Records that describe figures
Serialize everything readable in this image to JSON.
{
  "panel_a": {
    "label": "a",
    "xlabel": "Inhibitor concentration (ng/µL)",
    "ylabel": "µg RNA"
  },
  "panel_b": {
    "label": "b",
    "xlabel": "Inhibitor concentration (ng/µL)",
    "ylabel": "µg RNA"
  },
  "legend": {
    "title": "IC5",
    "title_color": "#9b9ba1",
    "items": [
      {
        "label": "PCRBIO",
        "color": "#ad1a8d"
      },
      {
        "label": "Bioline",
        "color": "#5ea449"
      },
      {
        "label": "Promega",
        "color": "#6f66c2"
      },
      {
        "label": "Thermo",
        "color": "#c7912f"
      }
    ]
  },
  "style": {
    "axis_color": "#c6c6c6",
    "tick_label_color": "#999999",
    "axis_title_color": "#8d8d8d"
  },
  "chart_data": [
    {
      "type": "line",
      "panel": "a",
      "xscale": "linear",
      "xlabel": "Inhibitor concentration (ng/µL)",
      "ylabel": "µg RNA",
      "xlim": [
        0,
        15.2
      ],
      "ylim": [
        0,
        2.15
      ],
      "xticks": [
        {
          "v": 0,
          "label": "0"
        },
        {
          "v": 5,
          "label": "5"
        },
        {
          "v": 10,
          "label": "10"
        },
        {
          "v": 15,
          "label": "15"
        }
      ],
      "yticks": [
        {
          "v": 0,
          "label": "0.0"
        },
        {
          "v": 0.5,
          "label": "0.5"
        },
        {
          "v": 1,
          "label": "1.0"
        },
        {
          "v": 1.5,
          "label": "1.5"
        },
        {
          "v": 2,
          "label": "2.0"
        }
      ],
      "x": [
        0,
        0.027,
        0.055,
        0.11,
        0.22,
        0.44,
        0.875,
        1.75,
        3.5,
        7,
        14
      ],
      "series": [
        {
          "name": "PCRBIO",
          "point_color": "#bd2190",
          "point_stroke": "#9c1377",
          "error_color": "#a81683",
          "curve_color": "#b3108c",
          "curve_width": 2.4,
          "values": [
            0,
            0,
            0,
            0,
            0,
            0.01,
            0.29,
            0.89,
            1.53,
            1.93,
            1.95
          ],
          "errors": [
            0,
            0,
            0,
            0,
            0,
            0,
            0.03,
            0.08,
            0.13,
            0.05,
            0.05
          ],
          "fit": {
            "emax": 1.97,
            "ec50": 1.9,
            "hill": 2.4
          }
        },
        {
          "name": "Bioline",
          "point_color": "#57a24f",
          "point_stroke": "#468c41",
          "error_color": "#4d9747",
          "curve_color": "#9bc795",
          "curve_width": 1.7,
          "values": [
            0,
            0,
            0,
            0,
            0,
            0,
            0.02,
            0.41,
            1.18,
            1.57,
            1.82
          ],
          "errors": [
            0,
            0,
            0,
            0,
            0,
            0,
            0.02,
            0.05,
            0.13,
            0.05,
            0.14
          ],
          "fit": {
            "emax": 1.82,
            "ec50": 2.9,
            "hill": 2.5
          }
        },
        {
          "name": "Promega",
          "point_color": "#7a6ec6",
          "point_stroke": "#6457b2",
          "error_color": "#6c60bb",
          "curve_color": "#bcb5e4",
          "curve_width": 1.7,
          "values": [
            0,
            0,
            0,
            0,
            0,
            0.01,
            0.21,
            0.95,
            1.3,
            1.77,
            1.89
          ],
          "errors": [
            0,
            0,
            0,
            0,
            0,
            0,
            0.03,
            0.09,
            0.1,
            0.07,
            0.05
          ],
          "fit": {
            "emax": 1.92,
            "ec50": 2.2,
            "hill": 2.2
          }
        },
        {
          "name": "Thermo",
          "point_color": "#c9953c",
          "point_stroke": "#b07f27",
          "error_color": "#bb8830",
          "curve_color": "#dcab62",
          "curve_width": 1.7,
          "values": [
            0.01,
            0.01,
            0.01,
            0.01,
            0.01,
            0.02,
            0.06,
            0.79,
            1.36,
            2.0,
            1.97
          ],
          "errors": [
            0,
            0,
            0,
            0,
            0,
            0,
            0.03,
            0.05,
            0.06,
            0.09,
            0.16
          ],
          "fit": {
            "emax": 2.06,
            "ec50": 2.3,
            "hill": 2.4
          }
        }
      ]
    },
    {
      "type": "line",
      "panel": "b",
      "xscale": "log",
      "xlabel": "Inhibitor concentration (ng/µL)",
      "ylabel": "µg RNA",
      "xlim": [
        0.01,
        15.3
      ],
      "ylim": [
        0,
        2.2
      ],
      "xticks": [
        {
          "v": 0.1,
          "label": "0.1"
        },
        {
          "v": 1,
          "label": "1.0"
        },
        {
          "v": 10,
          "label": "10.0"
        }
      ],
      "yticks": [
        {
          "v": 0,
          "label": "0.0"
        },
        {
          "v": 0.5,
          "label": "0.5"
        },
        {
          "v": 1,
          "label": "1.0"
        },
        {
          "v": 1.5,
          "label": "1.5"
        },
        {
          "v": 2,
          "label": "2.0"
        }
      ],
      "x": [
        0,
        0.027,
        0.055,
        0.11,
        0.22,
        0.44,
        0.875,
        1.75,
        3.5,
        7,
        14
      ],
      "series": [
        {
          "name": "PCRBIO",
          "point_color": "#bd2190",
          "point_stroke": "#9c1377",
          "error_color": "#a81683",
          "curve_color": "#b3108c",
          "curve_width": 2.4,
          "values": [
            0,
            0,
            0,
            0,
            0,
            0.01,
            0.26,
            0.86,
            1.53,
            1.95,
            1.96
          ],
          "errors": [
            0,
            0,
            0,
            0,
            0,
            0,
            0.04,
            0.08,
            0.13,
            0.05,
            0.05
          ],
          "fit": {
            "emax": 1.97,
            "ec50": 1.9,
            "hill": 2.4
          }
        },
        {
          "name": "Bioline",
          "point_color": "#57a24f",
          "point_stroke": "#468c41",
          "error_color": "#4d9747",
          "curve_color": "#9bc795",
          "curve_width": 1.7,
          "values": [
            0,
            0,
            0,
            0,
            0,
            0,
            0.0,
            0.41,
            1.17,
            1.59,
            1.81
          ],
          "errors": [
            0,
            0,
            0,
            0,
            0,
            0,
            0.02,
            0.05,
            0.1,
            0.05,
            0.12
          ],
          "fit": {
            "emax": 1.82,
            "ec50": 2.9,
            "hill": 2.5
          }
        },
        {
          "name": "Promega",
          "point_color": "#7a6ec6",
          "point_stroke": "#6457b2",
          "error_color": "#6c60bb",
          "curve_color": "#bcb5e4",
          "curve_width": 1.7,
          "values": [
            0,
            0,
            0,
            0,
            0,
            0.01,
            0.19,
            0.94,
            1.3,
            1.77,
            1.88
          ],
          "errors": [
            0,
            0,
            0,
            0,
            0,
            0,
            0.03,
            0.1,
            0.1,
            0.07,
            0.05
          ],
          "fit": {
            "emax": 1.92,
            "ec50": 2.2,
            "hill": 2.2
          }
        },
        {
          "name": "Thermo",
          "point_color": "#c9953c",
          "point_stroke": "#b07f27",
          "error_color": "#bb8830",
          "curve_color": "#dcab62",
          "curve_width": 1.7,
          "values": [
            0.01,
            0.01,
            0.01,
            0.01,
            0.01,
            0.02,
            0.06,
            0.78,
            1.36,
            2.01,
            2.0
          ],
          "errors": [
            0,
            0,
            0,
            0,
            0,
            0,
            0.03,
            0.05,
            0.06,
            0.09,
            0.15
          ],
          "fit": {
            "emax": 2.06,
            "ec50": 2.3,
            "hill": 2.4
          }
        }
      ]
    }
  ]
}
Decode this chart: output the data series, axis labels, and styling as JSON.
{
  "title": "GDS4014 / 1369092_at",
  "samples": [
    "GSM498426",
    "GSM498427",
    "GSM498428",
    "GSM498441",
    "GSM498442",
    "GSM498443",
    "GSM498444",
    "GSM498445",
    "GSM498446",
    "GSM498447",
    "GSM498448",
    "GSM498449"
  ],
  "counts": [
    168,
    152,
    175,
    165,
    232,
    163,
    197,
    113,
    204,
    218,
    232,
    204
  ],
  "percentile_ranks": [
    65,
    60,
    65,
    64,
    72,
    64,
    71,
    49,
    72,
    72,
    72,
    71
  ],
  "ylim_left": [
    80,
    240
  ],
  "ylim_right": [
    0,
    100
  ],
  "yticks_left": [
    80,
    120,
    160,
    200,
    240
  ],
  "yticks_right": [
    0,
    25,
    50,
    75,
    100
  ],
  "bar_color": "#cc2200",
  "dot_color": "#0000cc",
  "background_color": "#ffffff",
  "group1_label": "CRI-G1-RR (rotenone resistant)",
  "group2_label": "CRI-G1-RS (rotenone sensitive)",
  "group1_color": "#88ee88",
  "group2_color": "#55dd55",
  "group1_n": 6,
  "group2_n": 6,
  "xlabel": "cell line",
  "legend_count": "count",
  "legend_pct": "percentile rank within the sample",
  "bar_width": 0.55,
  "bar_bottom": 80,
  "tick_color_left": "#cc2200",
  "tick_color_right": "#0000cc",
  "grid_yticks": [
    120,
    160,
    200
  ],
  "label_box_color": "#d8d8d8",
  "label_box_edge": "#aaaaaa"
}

[What you should do] Would you give again, word for word, every line from the one with "Decode this chart: output" through the final line of the listing above?

[Result of the task]
Decode this chart: output the data series, axis labels, and styling as JSON.
{
  "title": "GDS4014 / 1369092_at",
  "samples": [
    "GSM498426",
    "GSM498427",
    "GSM498428",
    "GSM498441",
    "GSM498442",
    "GSM498443",
    "GSM498444",
    "GSM498445",
    "GSM498446",
    "GSM498447",
    "GSM498448",
    "GSM498449"
  ],
  "counts": [
    168,
    152,
    175,
    165,
    232,
    163,
    197,
    113,
    204,
    218,
    232,
    204
  ],
  "percentile_ranks": [
    65,
    60,
    65,
    64,
    72,
    64,
    71,
    49,
    72,
    72,
    72,
    71
  ],
  "ylim_left": [
    80,
    240
  ],
  "ylim_right": [
    0,
    100
  ],
  "yticks_left": [
    80,
    120,
    160,
    200,
    240
  ],
  "yticks_right": [
    0,
    25,
    50,
    75,
    100
  ],
  "bar_color": "#cc2200",
  "dot_color": "#0000cc",
  "background_color": "#ffffff",
  "group1_label": "CRI-G1-RR (rotenone resistant)",
  "group2_label": "CRI-G1-RS (rotenone sensitive)",
  "group1_color": "#88ee88",
  "group2_color": "#55dd55",
  "group1_n": 6,
  "group2_n": 6,
  "xlabel": "cell line",
  "legend_count": "count",
  "legend_pct": "percentile rank within the sample",
  "bar_width": 0.55,
  "bar_bottom": 80,
  "tick_color_left": "#cc2200",
  "tick_color_right": "#0000cc",
  "grid_yticks": [
    120,
    160,
    200
  ],
  "label_box_color": "#d8d8d8",
  "label_box_edge": "#aaaaaa"
}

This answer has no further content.